> **SET EXERCISE**:
Find the string "JSON" and gather every line that holds it.

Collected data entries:
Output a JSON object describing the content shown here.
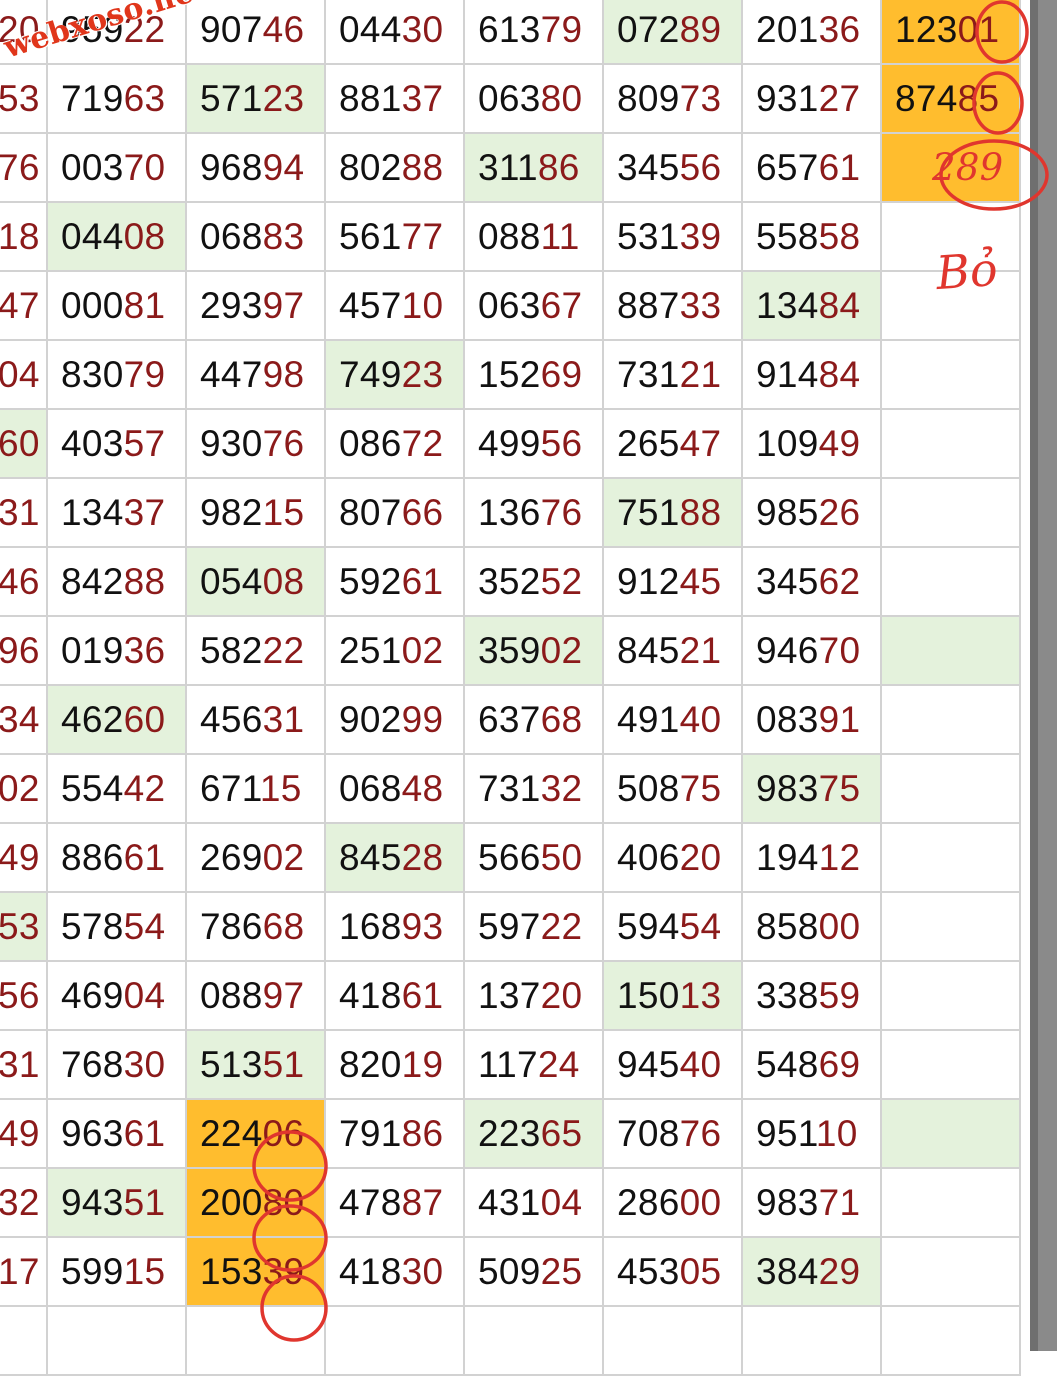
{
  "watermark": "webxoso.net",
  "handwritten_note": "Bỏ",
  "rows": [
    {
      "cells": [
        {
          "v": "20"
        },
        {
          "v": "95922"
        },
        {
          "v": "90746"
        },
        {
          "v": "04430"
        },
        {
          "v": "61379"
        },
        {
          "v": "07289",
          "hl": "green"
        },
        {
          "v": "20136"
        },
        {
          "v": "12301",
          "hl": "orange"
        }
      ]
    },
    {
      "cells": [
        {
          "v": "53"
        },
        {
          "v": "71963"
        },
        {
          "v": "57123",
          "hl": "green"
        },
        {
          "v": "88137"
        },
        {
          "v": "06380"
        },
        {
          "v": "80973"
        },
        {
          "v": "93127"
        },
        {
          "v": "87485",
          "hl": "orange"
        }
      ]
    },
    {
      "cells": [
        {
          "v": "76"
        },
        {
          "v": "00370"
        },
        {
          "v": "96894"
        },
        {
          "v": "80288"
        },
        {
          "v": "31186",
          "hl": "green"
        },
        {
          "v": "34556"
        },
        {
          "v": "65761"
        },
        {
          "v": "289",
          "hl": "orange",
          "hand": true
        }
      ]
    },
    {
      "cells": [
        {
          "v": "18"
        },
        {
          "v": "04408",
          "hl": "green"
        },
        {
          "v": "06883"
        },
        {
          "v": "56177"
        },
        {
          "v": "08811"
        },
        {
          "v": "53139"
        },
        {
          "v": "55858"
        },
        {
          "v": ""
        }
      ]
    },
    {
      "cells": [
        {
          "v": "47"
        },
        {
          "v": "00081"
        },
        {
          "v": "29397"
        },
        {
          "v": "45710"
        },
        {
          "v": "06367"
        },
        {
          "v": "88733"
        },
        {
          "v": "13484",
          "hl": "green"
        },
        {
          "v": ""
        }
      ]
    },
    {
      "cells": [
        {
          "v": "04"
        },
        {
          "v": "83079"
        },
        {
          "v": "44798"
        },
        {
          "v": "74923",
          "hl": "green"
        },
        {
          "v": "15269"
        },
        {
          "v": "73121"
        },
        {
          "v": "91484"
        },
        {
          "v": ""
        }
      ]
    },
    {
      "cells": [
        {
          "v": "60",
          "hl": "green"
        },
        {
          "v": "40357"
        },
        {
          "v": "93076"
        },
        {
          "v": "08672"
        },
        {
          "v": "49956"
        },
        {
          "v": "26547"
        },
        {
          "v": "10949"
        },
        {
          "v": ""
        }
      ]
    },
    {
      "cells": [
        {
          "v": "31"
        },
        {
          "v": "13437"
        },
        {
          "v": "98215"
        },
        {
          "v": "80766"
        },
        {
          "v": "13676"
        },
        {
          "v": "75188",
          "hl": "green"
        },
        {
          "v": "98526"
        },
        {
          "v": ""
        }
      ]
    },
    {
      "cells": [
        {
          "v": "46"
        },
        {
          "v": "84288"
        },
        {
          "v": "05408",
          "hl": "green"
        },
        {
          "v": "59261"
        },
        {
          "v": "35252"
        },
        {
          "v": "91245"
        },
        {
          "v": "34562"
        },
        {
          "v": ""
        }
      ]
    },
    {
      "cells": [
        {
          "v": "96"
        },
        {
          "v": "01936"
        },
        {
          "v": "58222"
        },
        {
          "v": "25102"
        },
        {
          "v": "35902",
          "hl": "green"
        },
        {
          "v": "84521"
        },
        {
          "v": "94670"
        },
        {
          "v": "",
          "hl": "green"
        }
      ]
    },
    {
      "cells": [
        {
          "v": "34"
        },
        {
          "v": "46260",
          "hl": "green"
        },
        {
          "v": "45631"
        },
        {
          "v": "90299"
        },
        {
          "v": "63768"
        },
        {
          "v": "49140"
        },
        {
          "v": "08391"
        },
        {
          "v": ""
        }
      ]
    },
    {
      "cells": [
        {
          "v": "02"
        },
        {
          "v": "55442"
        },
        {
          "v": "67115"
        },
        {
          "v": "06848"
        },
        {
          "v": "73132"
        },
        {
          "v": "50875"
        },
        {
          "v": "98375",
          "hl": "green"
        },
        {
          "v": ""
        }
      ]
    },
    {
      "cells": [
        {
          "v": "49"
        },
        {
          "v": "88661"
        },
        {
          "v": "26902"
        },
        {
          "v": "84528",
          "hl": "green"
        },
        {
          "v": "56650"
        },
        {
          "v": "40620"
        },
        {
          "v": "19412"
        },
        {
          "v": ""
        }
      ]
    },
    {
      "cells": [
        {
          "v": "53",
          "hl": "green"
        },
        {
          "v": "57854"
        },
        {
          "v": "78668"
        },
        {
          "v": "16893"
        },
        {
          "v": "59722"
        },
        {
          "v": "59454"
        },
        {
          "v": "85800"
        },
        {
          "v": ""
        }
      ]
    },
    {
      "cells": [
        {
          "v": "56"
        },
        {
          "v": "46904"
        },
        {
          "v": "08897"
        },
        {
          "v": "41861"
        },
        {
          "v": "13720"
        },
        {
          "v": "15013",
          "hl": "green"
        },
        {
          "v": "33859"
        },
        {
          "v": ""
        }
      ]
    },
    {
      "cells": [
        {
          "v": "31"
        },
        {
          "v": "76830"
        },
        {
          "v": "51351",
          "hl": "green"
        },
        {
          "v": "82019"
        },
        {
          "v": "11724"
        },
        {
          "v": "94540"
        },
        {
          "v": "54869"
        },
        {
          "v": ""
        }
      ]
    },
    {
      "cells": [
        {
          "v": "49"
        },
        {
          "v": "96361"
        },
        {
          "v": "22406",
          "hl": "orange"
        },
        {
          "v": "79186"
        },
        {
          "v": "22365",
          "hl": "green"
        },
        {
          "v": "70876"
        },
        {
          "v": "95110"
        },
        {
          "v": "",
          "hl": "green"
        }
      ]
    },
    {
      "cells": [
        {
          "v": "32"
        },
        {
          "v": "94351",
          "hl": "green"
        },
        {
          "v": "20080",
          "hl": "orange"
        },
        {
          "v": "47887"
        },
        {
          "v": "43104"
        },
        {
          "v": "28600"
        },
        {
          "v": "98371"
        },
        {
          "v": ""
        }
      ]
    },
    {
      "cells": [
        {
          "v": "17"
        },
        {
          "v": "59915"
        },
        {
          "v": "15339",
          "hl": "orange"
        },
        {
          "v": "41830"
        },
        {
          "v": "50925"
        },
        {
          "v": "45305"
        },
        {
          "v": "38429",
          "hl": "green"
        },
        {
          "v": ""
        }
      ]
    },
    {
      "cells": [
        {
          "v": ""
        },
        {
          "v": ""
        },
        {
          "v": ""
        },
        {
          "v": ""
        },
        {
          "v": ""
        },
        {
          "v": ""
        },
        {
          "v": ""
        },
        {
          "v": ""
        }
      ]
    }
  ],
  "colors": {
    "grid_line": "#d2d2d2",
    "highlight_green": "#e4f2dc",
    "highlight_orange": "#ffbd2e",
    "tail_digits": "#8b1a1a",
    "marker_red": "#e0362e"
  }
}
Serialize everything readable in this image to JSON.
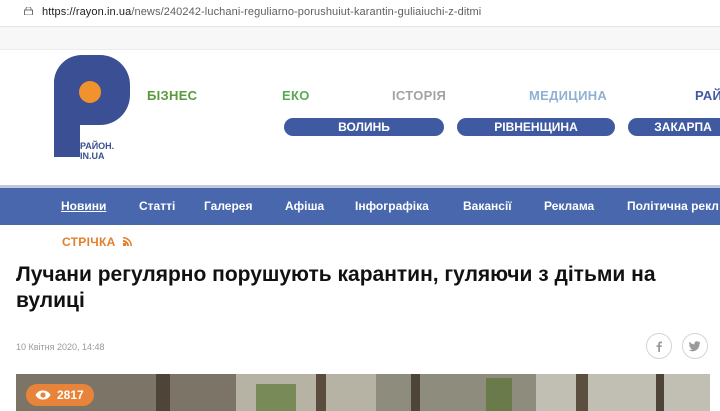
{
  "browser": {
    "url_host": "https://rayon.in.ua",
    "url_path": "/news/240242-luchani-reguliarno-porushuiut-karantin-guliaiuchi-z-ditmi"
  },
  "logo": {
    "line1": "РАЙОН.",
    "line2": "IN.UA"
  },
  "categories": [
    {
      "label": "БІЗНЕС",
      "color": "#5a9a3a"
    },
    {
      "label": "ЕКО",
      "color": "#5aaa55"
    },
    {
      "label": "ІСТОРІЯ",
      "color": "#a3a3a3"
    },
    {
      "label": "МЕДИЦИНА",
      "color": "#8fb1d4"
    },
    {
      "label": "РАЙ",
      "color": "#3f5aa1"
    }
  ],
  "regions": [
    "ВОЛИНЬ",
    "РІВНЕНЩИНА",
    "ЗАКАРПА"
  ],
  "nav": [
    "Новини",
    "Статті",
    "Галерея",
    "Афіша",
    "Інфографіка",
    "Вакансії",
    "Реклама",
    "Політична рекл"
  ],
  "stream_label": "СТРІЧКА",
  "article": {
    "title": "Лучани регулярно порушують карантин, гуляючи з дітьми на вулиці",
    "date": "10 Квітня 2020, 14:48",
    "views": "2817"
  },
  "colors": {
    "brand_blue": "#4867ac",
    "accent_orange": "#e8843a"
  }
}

> **TASK OUTPUT**:
Output a JSON object describing the content shown here.
Serialize everything readable in this image to JSON.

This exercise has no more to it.